EXERCISE DESCRIPTION> Please state how many lines in the records contain the string "puedan", with no words besides the number.

SUPPLIED ENTRIES>
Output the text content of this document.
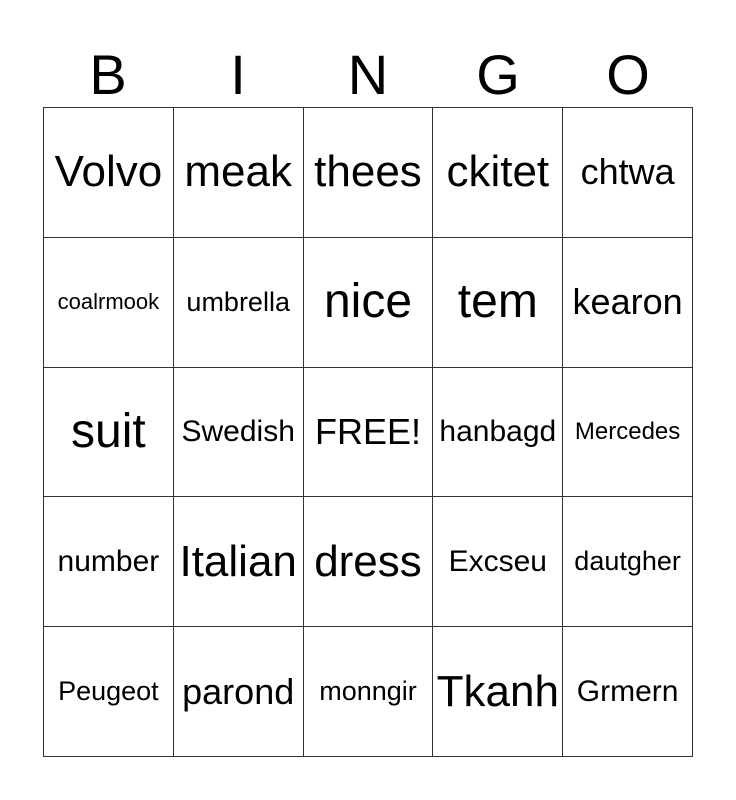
B	I	N	G	O
Volvo meak thees ckitet chtwa
coalrmook umbrella nice tem kearon
suit Swedish FREE! hanbagd Mercedes
number Italian dress Excseu dautgher
Peugeot parond monngir Tkanh Grmern
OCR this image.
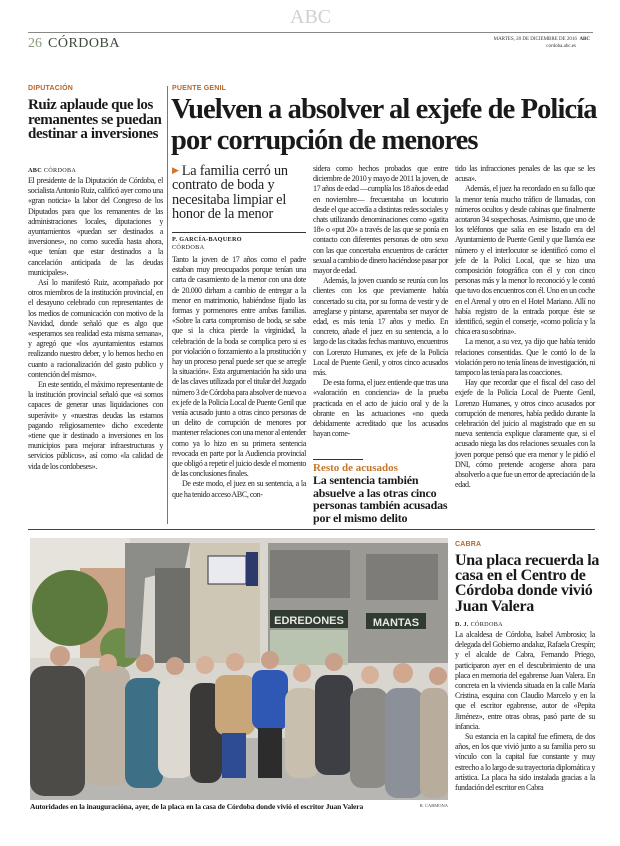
26 CÓRDOBA	MARTES, 20 DE DICIEMBRE DE 2016 ABC
cordoba.abc.es
ABC
DIPUTACIÓN
Ruiz aplaude que los remanentes se puedan destinar a inversiones
ABC CÓRDOBA

El presidente de la Diputación de Córdoba, el socialista Antonio Ruiz, calificó ayer como una «gran noticia» la labor del Congreso de los Diputados para que los remanentes de las administraciones locales, diputaciones y ayuntamientos «puedan ser destinados a inversiones», no como sucedía hasta ahora, «que tenían que estar destinados a la cancelación anticipada de las deudas municipales».

Así lo manifestó Ruiz, acompañado por otros miembros de la institución provincial, en el desayuno celebrado con representantes de los medios de comunicación con motivo de la Navidad, donde señaló que es algo que «esperamos sea realidad esta misma semana», y agregó que «los ayuntamientos estamos realizando nuestro deber, y lo hemos hecho en cuanto a racionalización del gasto publico y contención del mismo».

En este sentido, el máximo representante de la institución provincial señaló que «si somos capaces de generar unas liquidaciones con superávit» y «nuestras deudas las estamos pagando religiosamente» dicho excedente «tiene que ir destinado a inversiones en los municipios para mejorar infraestructuras y servicios públicos», así como «la calidad de vida de los cordobeses».

PUENTE GENIL
Vuelven a absolver al exjefe de Policía por corrupción de menores
▶ La familia cerró un contrato de boda y necesitaba limpiar el honor de la menor
P. GARCÍA-BAQUERO
CÓRDOBA

Tanto la joven de 17 años como el padre estaban muy preocupados porque tenían una carta de casamiento de la menor con una dote de 20.000 dirham a cambio de entregar a la menor en matrimonio, habiéndose fijado las formas y pormenores entre ambas familias. «Sobre la carta compromiso de boda, se sabe que si la chica pierde la virginidad, la celebración de la boda se complica pero si es por violación o forzamiento a la prostitución y hay un proceso penal puede ser que se arregle la situación». Esta argumentación ha sido una de las claves utilizada por el titular del Juzgado número 3 de Córdoba para absolver de nuevo a ex jefe de la Policía Local de Puente Genil que venía acusado junto a otras cinco personas de un delito de corrupción de menores por mantener relaciones con una menor al entender como ya lo hizo en su primera sentencia revocada en parte por la Audiencia provincial que obligó a repetir el juicio desde el momento de las conclusiones finales.

De este modo, el juez en su sentencia, a la que ha tenido acceso ABC, con-

sidera como hechos probados que entre diciembre de 2010 y mayo de 2011 la joven, de 17 años de edad —cumplía los 18 años de edad en noviembre— frecuentaba un locutorio desde el que accedía a distintas redes sociales y chats utilizando denominaciones como «gatita 18» o «put 20» a través de las que se ponía en contacto con diferentes personas de otro sexo con las que concertaba encuentros de carácter sexual a cambio de dinero haciéndose pasar por mayor de edad.

Además, la joven cuando se reunía con los clientes con los que previamente había concertado su cita, por su forma de vestir y de arreglarse y pintarse, aparentaba ser mayor de edad, es más tenía 17 años y medio. En concreto, añade el juez en su sentencia, a lo largo de las citadas fechas mantuvo, encuentros con Lorenzo Humanes, ex jefe de la Policía Local de Puente Genil, y otros cinco acusados más.

De esta forma, el juez entiende que tras una «valoración en conciencia» de la prueba practicada en el acto de juicio oral y de la obrante en las actuaciones «no queda debidamente acreditado que los acusados hayan come-

Resto de acusados
La sentencia también absuelve a las otras cinco personas también acusadas por el mismo delito

tido las infracciones penales de las que se les acusa».

Además, el juez ha recordado en su fallo que la menor tenía mucho tráfico de llamadas, con números ocultos y desde cabinas que finalmente acotaron 34 sospechosas. Asimismo, que uno de los teléfonos que salía en ese listado era del Ayuntamiento de Puente Genil y que llamóa ese número y el interlocutor se identificó como el jefe de la Polici Local, que se hizo una composición fotográfica con él y con cinco personas más y la menor lo reconoció y le contó que tuvo dos encuentros con él. Uno en un coche en el Arenal y otro en el Hotel Mariano. Allí no había registro de la entrada porque éste se identificó, según el conserje, «como policía y la chica era su sobrina».

La menor, a su vez, ya dijo que había tenido relaciones consentidas. Que le contó lo de la violación pero no tenía líneas de investigación, ni tampoco las tenía para las coacciones.

Hay que recordar que el fiscal del caso del exjefe de la Policía Local de Puente Genil, Lorenzo Humanes, y otros cinco acusados por corrupción de menores, había pedido durante la celebración del juicio al magistrado que en su nueva sentencia explique claramente que, si el acusado niega las dos relaciones sexuales con la joven porque pensó que era menor y le pidió el DNI, cómo pretende acogerse ahora para absolverlo a que fue un error de apreciación de la edad.

EDREDONES	MANTAS
Autoridades en la inauguracióna, ayer, de la placa en la casa de Córdoba donde vivió el escritor Juan Valera	R. CARMONA
CABRA
Una placa recuerda la casa en el Centro de Córdoba donde vivió Juan Valera
D. J. CÓRDOBA

La alcaldesa de Córdoba, Isabel Ambrosio; la delegada del Gobierno andaluz, Rafaela Crespín; y el alcalde de Cabra, Fernando Priego, participaron ayer en el descubrimiento de una placa en memoria del egabrense Juan Valera. En concreta en la vivienda situada en la calle María Cristina, esquina con Claudio Marcelo y en la que el escritor egabrense, autor de «Pepita Jiménez», entre otras obras, pasó parte de su infancia.

Su estancia en la capital fue efímera, de dos años, en los que vivió junto a su familia pero su vínculo con la capital fue constante y muy estrecho a lo largo de su trayectoria diplomática y artística. La placa ha sido instalada gracias a la fundación del escritor en Cabra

WRITTEN REPLY> 2